Every entry needs to be printed exactly, please.

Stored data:
>> start

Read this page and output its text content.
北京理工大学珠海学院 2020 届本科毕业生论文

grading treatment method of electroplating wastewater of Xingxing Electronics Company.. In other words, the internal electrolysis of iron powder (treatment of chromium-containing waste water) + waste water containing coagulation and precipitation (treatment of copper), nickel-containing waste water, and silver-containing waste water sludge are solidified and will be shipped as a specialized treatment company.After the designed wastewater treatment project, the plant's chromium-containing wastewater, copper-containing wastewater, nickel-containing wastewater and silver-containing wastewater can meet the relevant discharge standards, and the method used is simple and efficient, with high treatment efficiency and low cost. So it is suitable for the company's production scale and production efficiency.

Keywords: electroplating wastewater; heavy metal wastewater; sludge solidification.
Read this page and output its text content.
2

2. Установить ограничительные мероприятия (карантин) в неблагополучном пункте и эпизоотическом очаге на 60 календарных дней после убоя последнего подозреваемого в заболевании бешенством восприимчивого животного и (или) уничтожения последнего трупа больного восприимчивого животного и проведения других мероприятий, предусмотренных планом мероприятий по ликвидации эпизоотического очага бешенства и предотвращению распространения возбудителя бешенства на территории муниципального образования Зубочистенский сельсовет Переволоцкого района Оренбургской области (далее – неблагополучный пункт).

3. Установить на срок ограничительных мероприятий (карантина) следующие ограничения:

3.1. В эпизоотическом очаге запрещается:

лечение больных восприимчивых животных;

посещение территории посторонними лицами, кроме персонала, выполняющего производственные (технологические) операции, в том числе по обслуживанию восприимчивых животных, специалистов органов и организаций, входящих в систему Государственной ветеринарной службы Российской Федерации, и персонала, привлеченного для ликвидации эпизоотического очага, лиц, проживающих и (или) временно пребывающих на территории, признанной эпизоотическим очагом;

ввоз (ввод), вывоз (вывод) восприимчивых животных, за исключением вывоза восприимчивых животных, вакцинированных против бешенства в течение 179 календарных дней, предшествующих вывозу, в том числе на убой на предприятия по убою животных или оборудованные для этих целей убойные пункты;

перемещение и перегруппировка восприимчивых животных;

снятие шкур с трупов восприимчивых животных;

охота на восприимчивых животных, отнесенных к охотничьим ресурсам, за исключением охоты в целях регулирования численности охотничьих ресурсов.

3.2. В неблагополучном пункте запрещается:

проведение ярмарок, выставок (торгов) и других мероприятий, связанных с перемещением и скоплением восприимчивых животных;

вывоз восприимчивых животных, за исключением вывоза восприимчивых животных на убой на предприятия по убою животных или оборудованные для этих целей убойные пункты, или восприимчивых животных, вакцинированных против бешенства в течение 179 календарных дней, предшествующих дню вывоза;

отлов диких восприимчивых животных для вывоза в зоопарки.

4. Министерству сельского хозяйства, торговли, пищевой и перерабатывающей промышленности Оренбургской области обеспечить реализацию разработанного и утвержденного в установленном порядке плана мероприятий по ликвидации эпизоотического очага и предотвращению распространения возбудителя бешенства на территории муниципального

>> end

- [The answer]
Read this page and output its text content.
北京理工大学珠海学院 2020 届本科毕业生论文

grading treatment method of electroplating wastewater of Xingxing Electronics Company.. In other words, the internal electrolysis of iron powder (treatment of chromium-containing waste water) + waste water containing coagulation and precipitation (treatment of copper), nickel-containing waste water, and silver-containing waste water sludge are solidified and will be shipped as a specialized treatment company.After the designed wastewater treatment project, the plant's chromium-containing wastewater, copper-containing wastewater, nickel-containing wastewater and silver-containing wastewater can meet the relevant discharge standards, and the method used is simple and efficient, with high treatment efficiency and low cost. So it is suitable for the company's production scale and production efficiency.

Keywords: electroplating wastewater; heavy metal wastewater; sludge solidification.
Read this page and output its text content.
2

2. Установить ограничительные мероприятия (карантин) в неблагополучном пункте и эпизоотическом очаге на 60 календарных дней после убоя последнего подозреваемого в заболевании бешенством восприимчивого животного и (или) уничтожения последнего трупа больного восприимчивого животного и проведения других мероприятий, предусмотренных планом мероприятий по ликвидации эпизоотического очага бешенства и предотвращению распространения возбудителя бешенства на территории муниципального образования Зубочистенский сельсовет Переволоцкого района Оренбургской области (далее – неблагополучный пункт).

3. Установить на срок ограничительных мероприятий (карантина) следующие ограничения:

3.1. В эпизоотическом очаге запрещается:

лечение больных восприимчивых животных;

посещение территории посторонними лицами, кроме персонала, выполняющего производственные (технологические) операции, в том числе по обслуживанию восприимчивых животных, специалистов органов и организаций, входящих в систему Государственной ветеринарной службы Российской Федерации, и персонала, привлеченного для ликвидации эпизоотического очага, лиц, проживающих и (или) временно пребывающих на территории, признанной эпизоотическим очагом;

ввоз (ввод), вывоз (вывод) восприимчивых животных, за исключением вывоза восприимчивых животных, вакцинированных против бешенства в течение 179 календарных дней, предшествующих вывозу, в том числе на убой на предприятия по убою животных или оборудованные для этих целей убойные пункты;

перемещение и перегруппировка восприимчивых животных;

снятие шкур с трупов восприимчивых животных;

охота на восприимчивых животных, отнесенных к охотничьим ресурсам, за исключением охоты в целях регулирования численности охотничьих ресурсов.

3.2. В неблагополучном пункте запрещается:

проведение ярмарок, выставок (торгов) и других мероприятий, связанных с перемещением и скоплением восприимчивых животных;

вывоз восприимчивых животных, за исключением вывоза восприимчивых животных на убой на предприятия по убою животных или оборудованные для этих целей убойные пункты, или восприимчивых животных, вакцинированных против бешенства в течение 179 календарных дней, предшествующих дню вывоза;

отлов диких восприимчивых животных для вывоза в зоопарки.

4. Министерству сельского хозяйства, торговли, пищевой и перерабатывающей промышленности Оренбургской области обеспечить реализацию разработанного и утвержденного в установленном порядке плана мероприятий по ликвидации эпизоотического очага и предотвращению распространения возбудителя бешенства на территории муниципального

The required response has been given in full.